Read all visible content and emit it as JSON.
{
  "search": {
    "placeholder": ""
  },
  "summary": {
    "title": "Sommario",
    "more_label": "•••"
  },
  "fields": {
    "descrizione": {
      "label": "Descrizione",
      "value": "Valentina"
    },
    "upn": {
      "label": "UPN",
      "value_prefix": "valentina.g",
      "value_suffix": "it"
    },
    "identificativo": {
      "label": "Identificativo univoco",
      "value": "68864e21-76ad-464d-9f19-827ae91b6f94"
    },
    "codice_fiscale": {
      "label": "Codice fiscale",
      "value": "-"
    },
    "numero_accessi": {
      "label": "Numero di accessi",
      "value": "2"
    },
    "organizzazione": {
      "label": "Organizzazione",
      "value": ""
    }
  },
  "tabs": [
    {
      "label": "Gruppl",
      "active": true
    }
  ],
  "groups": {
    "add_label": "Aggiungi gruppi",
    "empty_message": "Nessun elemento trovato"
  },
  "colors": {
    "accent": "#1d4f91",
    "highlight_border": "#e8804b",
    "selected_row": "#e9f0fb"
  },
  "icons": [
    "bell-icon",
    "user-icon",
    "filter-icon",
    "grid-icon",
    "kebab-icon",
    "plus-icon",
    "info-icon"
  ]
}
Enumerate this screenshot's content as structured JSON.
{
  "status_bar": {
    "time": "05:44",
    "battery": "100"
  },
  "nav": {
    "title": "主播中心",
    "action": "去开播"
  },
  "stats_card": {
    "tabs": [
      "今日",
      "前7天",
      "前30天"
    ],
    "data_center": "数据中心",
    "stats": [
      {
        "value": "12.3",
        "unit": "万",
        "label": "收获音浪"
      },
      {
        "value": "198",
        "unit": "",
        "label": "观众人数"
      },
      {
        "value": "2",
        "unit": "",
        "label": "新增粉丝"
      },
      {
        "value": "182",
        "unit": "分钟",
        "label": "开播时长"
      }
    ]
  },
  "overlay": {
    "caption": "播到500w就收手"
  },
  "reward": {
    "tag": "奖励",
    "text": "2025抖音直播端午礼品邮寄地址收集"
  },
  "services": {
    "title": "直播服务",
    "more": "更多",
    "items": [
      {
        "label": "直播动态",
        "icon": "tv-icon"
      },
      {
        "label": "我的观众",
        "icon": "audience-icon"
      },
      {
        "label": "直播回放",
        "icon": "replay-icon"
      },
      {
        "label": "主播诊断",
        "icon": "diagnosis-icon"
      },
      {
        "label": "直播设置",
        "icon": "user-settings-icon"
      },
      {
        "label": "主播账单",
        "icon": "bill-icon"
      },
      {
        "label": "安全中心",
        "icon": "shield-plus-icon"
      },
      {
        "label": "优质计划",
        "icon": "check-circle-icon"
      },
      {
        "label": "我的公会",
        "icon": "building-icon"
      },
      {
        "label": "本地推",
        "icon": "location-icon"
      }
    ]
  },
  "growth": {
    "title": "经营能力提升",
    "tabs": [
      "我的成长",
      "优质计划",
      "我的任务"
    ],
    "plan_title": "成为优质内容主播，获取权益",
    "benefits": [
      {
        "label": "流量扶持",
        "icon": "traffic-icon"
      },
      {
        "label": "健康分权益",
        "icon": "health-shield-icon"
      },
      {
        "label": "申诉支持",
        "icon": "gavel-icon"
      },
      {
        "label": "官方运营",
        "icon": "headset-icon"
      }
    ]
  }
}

——————

Write out all the entries exactly.

RESPONSE:
Read all visible content and emit it as JSON.
{
  "search": {
    "placeholder": ""
  },
  "summary": {
    "title": "Sommario",
    "more_label": "•••"
  },
  "fields": {
    "descrizione": {
      "label": "Descrizione",
      "value": "Valentina"
    },
    "upn": {
      "label": "UPN",
      "value_prefix": "valentina.g",
      "value_suffix": "it"
    },
    "identificativo": {
      "label": "Identificativo univoco",
      "value": "68864e21-76ad-464d-9f19-827ae91b6f94"
    },
    "codice_fiscale": {
      "label": "Codice fiscale",
      "value": "-"
    },
    "numero_accessi": {
      "label": "Numero di accessi",
      "value": "2"
    },
    "organizzazione": {
      "label": "Organizzazione",
      "value": ""
    }
  },
  "tabs": [
    {
      "label": "Gruppl",
      "active": true
    }
  ],
  "groups": {
    "add_label": "Aggiungi gruppi",
    "empty_message": "Nessun elemento trovato"
  },
  "colors": {
    "accent": "#1d4f91",
    "highlight_border": "#e8804b",
    "selected_row": "#e9f0fb"
  },
  "icons": [
    "bell-icon",
    "user-icon",
    "filter-icon",
    "grid-icon",
    "kebab-icon",
    "plus-icon",
    "info-icon"
  ]
}
Enumerate this screenshot's content as structured JSON.
{
  "status_bar": {
    "time": "05:44",
    "battery": "100"
  },
  "nav": {
    "title": "主播中心",
    "action": "去开播"
  },
  "stats_card": {
    "tabs": [
      "今日",
      "前7天",
      "前30天"
    ],
    "data_center": "数据中心",
    "stats": [
      {
        "value": "12.3",
        "unit": "万",
        "label": "收获音浪"
      },
      {
        "value": "198",
        "unit": "",
        "label": "观众人数"
      },
      {
        "value": "2",
        "unit": "",
        "label": "新增粉丝"
      },
      {
        "value": "182",
        "unit": "分钟",
        "label": "开播时长"
      }
    ]
  },
  "overlay": {
    "caption": "播到500w就收手"
  },
  "reward": {
    "tag": "奖励",
    "text": "2025抖音直播端午礼品邮寄地址收集"
  },
  "services": {
    "title": "直播服务",
    "more": "更多",
    "items": [
      {
        "label": "直播动态",
        "icon": "tv-icon"
      },
      {
        "label": "我的观众",
        "icon": "audience-icon"
      },
      {
        "label": "直播回放",
        "icon": "replay-icon"
      },
      {
        "label": "主播诊断",
        "icon": "diagnosis-icon"
      },
      {
        "label": "直播设置",
        "icon": "user-settings-icon"
      },
      {
        "label": "主播账单",
        "icon": "bill-icon"
      },
      {
        "label": "安全中心",
        "icon": "shield-plus-icon"
      },
      {
        "label": "优质计划",
        "icon": "check-circle-icon"
      },
      {
        "label": "我的公会",
        "icon": "building-icon"
      },
      {
        "label": "本地推",
        "icon": "location-icon"
      }
    ]
  },
  "growth": {
    "title": "经营能力提升",
    "tabs": [
      "我的成长",
      "优质计划",
      "我的任务"
    ],
    "plan_title": "成为优质内容主播，获取权益",
    "benefits": [
      {
        "label": "流量扶持",
        "icon": "traffic-icon"
      },
      {
        "label": "健康分权益",
        "icon": "health-shield-icon"
      },
      {
        "label": "申诉支持",
        "icon": "gavel-icon"
      },
      {
        "label": "官方运营",
        "icon": "headset-icon"
      }
    ]
  }
}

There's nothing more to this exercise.